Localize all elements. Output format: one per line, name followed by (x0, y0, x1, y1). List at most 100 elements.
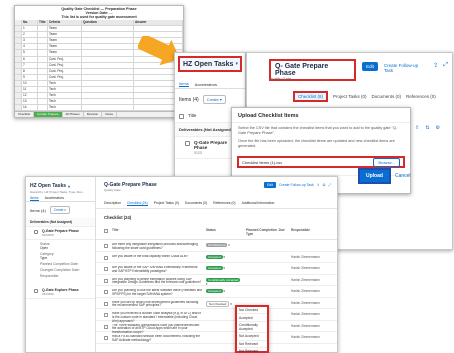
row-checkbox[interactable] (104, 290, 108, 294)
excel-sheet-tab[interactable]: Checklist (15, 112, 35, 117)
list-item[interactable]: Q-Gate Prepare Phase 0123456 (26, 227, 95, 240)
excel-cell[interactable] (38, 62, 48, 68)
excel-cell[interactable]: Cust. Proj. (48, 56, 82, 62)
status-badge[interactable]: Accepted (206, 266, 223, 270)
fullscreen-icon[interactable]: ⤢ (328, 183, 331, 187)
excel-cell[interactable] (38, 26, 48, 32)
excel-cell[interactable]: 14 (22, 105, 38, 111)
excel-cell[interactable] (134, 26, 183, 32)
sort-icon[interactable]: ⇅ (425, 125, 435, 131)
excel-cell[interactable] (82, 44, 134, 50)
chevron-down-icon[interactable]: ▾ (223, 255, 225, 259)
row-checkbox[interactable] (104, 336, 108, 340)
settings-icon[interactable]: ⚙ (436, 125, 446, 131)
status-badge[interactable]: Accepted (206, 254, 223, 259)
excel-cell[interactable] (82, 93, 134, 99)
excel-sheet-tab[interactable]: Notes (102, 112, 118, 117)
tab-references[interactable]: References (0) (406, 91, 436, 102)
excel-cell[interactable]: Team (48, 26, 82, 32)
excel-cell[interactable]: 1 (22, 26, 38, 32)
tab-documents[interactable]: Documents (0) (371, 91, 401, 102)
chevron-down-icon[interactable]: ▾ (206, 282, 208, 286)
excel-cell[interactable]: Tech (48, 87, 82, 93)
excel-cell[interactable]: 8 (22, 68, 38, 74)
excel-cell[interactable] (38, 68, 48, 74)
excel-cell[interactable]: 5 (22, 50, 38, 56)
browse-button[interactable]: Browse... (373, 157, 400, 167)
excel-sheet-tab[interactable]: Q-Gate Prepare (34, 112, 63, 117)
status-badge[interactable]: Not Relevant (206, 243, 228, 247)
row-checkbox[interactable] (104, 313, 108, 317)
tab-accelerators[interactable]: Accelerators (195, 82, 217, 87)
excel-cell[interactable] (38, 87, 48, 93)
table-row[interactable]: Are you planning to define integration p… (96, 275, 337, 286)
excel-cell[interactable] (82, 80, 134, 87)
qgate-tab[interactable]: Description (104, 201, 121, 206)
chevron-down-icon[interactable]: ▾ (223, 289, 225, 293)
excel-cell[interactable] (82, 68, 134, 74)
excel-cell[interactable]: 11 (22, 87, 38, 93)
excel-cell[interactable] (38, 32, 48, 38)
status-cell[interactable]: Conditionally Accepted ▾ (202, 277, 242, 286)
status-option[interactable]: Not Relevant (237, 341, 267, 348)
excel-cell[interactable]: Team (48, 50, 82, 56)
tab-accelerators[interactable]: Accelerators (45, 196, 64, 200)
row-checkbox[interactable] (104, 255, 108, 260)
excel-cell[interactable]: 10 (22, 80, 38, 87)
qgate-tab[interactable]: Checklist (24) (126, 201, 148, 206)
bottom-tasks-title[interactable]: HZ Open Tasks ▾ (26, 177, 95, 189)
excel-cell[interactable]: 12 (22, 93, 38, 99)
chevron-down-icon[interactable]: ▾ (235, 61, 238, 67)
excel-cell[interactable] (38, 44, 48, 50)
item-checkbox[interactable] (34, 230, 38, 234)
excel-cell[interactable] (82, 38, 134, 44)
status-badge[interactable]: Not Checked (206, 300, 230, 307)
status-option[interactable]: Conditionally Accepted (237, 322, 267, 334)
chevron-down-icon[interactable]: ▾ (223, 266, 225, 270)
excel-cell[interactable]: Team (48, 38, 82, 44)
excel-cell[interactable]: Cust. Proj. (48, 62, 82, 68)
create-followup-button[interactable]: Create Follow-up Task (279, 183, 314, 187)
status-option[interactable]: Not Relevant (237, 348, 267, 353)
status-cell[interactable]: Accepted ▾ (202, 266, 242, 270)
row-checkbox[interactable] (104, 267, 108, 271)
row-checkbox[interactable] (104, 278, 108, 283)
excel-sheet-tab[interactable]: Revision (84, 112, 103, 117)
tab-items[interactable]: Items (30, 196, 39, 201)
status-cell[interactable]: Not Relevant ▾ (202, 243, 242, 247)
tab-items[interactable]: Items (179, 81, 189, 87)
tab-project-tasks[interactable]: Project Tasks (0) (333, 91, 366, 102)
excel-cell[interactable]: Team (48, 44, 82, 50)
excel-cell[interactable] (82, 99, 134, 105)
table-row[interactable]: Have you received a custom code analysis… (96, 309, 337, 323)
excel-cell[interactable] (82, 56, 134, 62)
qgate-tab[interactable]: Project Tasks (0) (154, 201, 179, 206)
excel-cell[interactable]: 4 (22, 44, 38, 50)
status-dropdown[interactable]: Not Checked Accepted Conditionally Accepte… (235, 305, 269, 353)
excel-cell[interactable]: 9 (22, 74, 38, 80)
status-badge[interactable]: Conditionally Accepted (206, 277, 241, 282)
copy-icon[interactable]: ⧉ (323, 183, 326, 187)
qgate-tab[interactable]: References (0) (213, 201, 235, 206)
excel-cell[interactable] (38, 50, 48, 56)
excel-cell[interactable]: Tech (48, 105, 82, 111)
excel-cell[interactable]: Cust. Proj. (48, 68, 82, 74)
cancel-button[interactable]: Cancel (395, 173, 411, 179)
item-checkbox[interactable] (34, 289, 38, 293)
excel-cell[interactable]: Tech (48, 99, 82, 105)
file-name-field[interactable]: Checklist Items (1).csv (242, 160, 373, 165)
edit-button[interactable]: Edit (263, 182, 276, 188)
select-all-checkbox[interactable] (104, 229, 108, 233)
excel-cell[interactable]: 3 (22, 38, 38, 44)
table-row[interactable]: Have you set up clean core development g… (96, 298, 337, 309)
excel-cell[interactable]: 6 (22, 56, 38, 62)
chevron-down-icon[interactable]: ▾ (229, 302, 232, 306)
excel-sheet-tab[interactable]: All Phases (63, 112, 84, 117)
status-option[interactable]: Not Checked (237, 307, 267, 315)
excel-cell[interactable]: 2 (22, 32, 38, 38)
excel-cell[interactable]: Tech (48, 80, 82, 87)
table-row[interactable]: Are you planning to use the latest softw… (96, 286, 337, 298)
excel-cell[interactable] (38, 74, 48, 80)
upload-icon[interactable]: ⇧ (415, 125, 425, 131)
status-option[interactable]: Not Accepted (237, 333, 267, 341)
====================
AIM OF THE EXERCISE
Retype each of the lines above word for word, leaving out the picture.

TASK SOLUTION
Localize all elements. Output format: one per line, name followed by (x0, y0, x1, y1). List at most 100 elements.
row-checkbox[interactable] (104, 290, 108, 294)
excel-sheet-tab[interactable]: Checklist (15, 112, 35, 117)
list-item[interactable]: Q-Gate Prepare Phase 0123456 (26, 227, 95, 240)
excel-cell[interactable] (38, 62, 48, 68)
excel-cell[interactable]: Cust. Proj. (48, 56, 82, 62)
status-badge[interactable]: Accepted (206, 266, 223, 270)
fullscreen-icon[interactable]: ⤢ (328, 183, 331, 187)
excel-cell[interactable] (38, 26, 48, 32)
excel-cell[interactable]: 14 (22, 105, 38, 111)
excel-cell[interactable] (134, 26, 183, 32)
sort-icon[interactable]: ⇅ (425, 125, 435, 131)
excel-cell[interactable] (82, 44, 134, 50)
chevron-down-icon[interactable]: ▾ (223, 255, 225, 259)
row-checkbox[interactable] (104, 336, 108, 340)
settings-icon[interactable]: ⚙ (436, 125, 446, 131)
status-badge[interactable]: Accepted (206, 254, 223, 259)
excel-cell[interactable] (82, 93, 134, 99)
excel-sheet-tab[interactable]: Notes (102, 112, 118, 117)
tab-references[interactable]: References (0) (406, 91, 436, 102)
excel-cell[interactable]: Team (48, 26, 82, 32)
excel-cell[interactable]: 1 (22, 26, 38, 32)
tab-documents[interactable]: Documents (0) (371, 91, 401, 102)
chevron-down-icon[interactable]: ▾ (206, 282, 208, 286)
excel-cell[interactable]: Tech (48, 87, 82, 93)
excel-cell[interactable]: 8 (22, 68, 38, 74)
excel-cell[interactable] (38, 68, 48, 74)
excel-cell[interactable]: 5 (22, 50, 38, 56)
browse-button[interactable]: Browse... (373, 157, 400, 167)
excel-sheet-tab[interactable]: Q-Gate Prepare (34, 112, 63, 117)
status-badge[interactable]: Not Relevant (206, 243, 228, 247)
row-checkbox[interactable] (104, 313, 108, 317)
tab-accelerators[interactable]: Accelerators (195, 82, 217, 87)
excel-cell[interactable] (38, 87, 48, 93)
table-row[interactable]: Are you planning to define integration p… (96, 275, 337, 286)
excel-cell[interactable] (82, 80, 134, 87)
qgate-tab[interactable]: Description (104, 201, 121, 206)
chevron-down-icon[interactable]: ▾ (223, 289, 225, 293)
excel-cell[interactable] (82, 68, 134, 74)
excel-cell[interactable]: 11 (22, 87, 38, 93)
excel-cell[interactable] (38, 32, 48, 38)
status-cell[interactable]: Conditionally Accepted ▾ (202, 277, 242, 286)
status-option[interactable]: Not Relevant (237, 341, 267, 348)
excel-cell[interactable]: Team (48, 50, 82, 56)
tab-accelerators[interactable]: Accelerators (45, 196, 64, 200)
row-checkbox[interactable] (104, 255, 108, 260)
excel-cell[interactable]: 10 (22, 80, 38, 87)
qgate-tab[interactable]: Checklist (24) (126, 201, 148, 206)
bottom-tasks-title[interactable]: HZ Open Tasks ▾ (26, 177, 95, 189)
excel-cell[interactable]: 12 (22, 93, 38, 99)
chevron-down-icon[interactable]: ▾ (235, 61, 238, 67)
excel-cell[interactable] (38, 44, 48, 50)
item-checkbox[interactable] (34, 230, 38, 234)
excel-cell[interactable] (82, 38, 134, 44)
status-badge[interactable]: Not Checked (206, 300, 230, 307)
status-option[interactable]: Conditionally Accepted (237, 322, 267, 334)
chevron-down-icon[interactable]: ▾ (223, 266, 225, 270)
excel-cell[interactable]: Team (48, 38, 82, 44)
excel-cell[interactable]: Cust. Proj. (48, 62, 82, 68)
create-followup-button[interactable]: Create Follow-up Task (279, 183, 314, 187)
status-option[interactable]: Not Relevant (237, 348, 267, 353)
status-cell[interactable]: Accepted ▾ (202, 266, 242, 270)
row-checkbox[interactable] (104, 267, 108, 271)
row-checkbox[interactable] (104, 278, 108, 283)
excel-sheet-tab[interactable]: Revision (84, 112, 103, 117)
tab-items[interactable]: Items (30, 196, 39, 201)
status-cell[interactable]: Not Relevant ▾ (202, 243, 242, 247)
tab-items[interactable]: Items (179, 81, 189, 87)
tab-project-tasks[interactable]: Project Tasks (0) (333, 91, 366, 102)
excel-cell[interactable]: Team (48, 44, 82, 50)
excel-cell[interactable] (82, 99, 134, 105)
table-row[interactable]: Have you received a custom code analysis… (96, 309, 337, 323)
excel-cell[interactable] (82, 56, 134, 62)
qgate-tab[interactable]: Project Tasks (0) (154, 201, 179, 206)
excel-cell[interactable]: 4 (22, 44, 38, 50)
status-dropdown[interactable]: Not Checked Accepted Conditionally Accepte… (235, 305, 269, 353)
excel-cell[interactable]: 9 (22, 74, 38, 80)
status-badge[interactable]: Conditionally Accepted (206, 277, 241, 282)
copy-icon[interactable]: ⧉ (323, 183, 326, 187)
qgate-tab[interactable]: References (0) (213, 201, 235, 206)
excel-cell[interactable] (38, 50, 48, 56)
excel-cell[interactable]: Tech (48, 105, 82, 111)
excel-cell[interactable]: Cust. Proj. (48, 68, 82, 74)
cancel-button[interactable]: Cancel (395, 173, 411, 179)
item-checkbox[interactable] (34, 289, 38, 293)
excel-cell[interactable]: Tech (48, 99, 82, 105)
file-name-field[interactable]: Checklist Items (1).csv (242, 160, 373, 165)
edit-button[interactable]: Edit (263, 182, 276, 188)
select-all-checkbox[interactable] (104, 229, 108, 233)
excel-cell[interactable]: 3 (22, 38, 38, 44)
table-row[interactable]: Have you set up clean core development g… (96, 298, 337, 309)
excel-cell[interactable]: 6 (22, 56, 38, 62)
chevron-down-icon[interactable]: ▾ (229, 302, 232, 306)
excel-sheet-tab[interactable]: All Phases (63, 112, 84, 117)
status-option[interactable]: Not Checked (237, 307, 267, 315)
excel-cell[interactable]: 2 (22, 32, 38, 38)
excel-cell[interactable]: Tech (48, 80, 82, 87)
table-row[interactable]: Are you planning to use the latest softw… (96, 286, 337, 298)
excel-cell[interactable] (38, 74, 48, 80)
upload-icon[interactable]: ⇧ (415, 125, 425, 131)
status-option[interactable]: Not Accepted (237, 333, 267, 341)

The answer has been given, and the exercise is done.